• [What you will do] Output the full listing word for word.
○ ○ ○ ○ ○
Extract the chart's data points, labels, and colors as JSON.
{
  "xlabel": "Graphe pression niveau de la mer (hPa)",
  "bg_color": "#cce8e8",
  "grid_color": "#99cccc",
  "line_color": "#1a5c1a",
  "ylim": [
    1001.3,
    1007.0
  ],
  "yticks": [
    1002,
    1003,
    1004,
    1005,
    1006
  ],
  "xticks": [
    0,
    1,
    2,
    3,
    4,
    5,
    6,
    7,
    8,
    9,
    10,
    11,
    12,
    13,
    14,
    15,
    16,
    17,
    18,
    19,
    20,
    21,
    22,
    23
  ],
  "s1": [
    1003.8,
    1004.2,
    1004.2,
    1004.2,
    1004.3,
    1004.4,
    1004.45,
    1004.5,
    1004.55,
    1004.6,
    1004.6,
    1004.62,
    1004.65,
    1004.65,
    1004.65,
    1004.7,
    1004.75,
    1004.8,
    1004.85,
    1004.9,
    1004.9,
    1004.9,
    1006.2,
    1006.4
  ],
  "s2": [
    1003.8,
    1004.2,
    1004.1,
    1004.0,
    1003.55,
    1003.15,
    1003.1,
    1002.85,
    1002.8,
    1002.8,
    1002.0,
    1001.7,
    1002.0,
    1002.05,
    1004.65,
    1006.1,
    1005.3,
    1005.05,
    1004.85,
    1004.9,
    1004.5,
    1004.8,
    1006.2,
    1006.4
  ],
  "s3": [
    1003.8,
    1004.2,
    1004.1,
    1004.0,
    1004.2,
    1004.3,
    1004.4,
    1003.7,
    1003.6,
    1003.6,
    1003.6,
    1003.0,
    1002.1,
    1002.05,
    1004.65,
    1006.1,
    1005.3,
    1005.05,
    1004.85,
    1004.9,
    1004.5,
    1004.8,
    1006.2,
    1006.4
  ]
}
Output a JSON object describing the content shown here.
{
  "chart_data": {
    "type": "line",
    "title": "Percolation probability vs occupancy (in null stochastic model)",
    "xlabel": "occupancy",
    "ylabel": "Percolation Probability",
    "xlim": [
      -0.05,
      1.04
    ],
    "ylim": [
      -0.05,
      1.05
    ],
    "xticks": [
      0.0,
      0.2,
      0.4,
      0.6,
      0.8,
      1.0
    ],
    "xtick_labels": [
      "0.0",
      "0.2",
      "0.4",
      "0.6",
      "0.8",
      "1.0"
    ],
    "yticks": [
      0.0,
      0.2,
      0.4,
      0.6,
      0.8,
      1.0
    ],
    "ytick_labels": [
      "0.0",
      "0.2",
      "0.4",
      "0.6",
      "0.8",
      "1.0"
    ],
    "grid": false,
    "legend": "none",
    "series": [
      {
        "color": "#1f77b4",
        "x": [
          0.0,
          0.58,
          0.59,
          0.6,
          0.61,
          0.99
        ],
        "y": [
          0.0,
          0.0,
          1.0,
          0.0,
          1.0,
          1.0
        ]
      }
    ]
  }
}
○ ○ ○ ○ ○
• [Exercise solution]
Extract the chart's data points, labels, and colors as JSON.
{
  "xlabel": "Graphe pression niveau de la mer (hPa)",
  "bg_color": "#cce8e8",
  "grid_color": "#99cccc",
  "line_color": "#1a5c1a",
  "ylim": [
    1001.3,
    1007.0
  ],
  "yticks": [
    1002,
    1003,
    1004,
    1005,
    1006
  ],
  "xticks": [
    0,
    1,
    2,
    3,
    4,
    5,
    6,
    7,
    8,
    9,
    10,
    11,
    12,
    13,
    14,
    15,
    16,
    17,
    18,
    19,
    20,
    21,
    22,
    23
  ],
  "s1": [
    1003.8,
    1004.2,
    1004.2,
    1004.2,
    1004.3,
    1004.4,
    1004.45,
    1004.5,
    1004.55,
    1004.6,
    1004.6,
    1004.62,
    1004.65,
    1004.65,
    1004.65,
    1004.7,
    1004.75,
    1004.8,
    1004.85,
    1004.9,
    1004.9,
    1004.9,
    1006.2,
    1006.4
  ],
  "s2": [
    1003.8,
    1004.2,
    1004.1,
    1004.0,
    1003.55,
    1003.15,
    1003.1,
    1002.85,
    1002.8,
    1002.8,
    1002.0,
    1001.7,
    1002.0,
    1002.05,
    1004.65,
    1006.1,
    1005.3,
    1005.05,
    1004.85,
    1004.9,
    1004.5,
    1004.8,
    1006.2,
    1006.4
  ],
  "s3": [
    1003.8,
    1004.2,
    1004.1,
    1004.0,
    1004.2,
    1004.3,
    1004.4,
    1003.7,
    1003.6,
    1003.6,
    1003.6,
    1003.0,
    1002.1,
    1002.05,
    1004.65,
    1006.1,
    1005.3,
    1005.05,
    1004.85,
    1004.9,
    1004.5,
    1004.8,
    1006.2,
    1006.4
  ]
}
Output a JSON object describing the content shown here.
{
  "chart_data": {
    "type": "line",
    "title": "Percolation probability vs occupancy (in null stochastic model)",
    "xlabel": "occupancy",
    "ylabel": "Percolation Probability",
    "xlim": [
      -0.05,
      1.04
    ],
    "ylim": [
      -0.05,
      1.05
    ],
    "xticks": [
      0.0,
      0.2,
      0.4,
      0.6,
      0.8,
      1.0
    ],
    "xtick_labels": [
      "0.0",
      "0.2",
      "0.4",
      "0.6",
      "0.8",
      "1.0"
    ],
    "yticks": [
      0.0,
      0.2,
      0.4,
      0.6,
      0.8,
      1.0
    ],
    "ytick_labels": [
      "0.0",
      "0.2",
      "0.4",
      "0.6",
      "0.8",
      "1.0"
    ],
    "grid": false,
    "legend": "none",
    "series": [
      {
        "color": "#1f77b4",
        "x": [
          0.0,
          0.58,
          0.59,
          0.6,
          0.61,
          0.99
        ],
        "y": [
          0.0,
          0.0,
          1.0,
          0.0,
          1.0,
          1.0
        ]
      }
    ]
  }
}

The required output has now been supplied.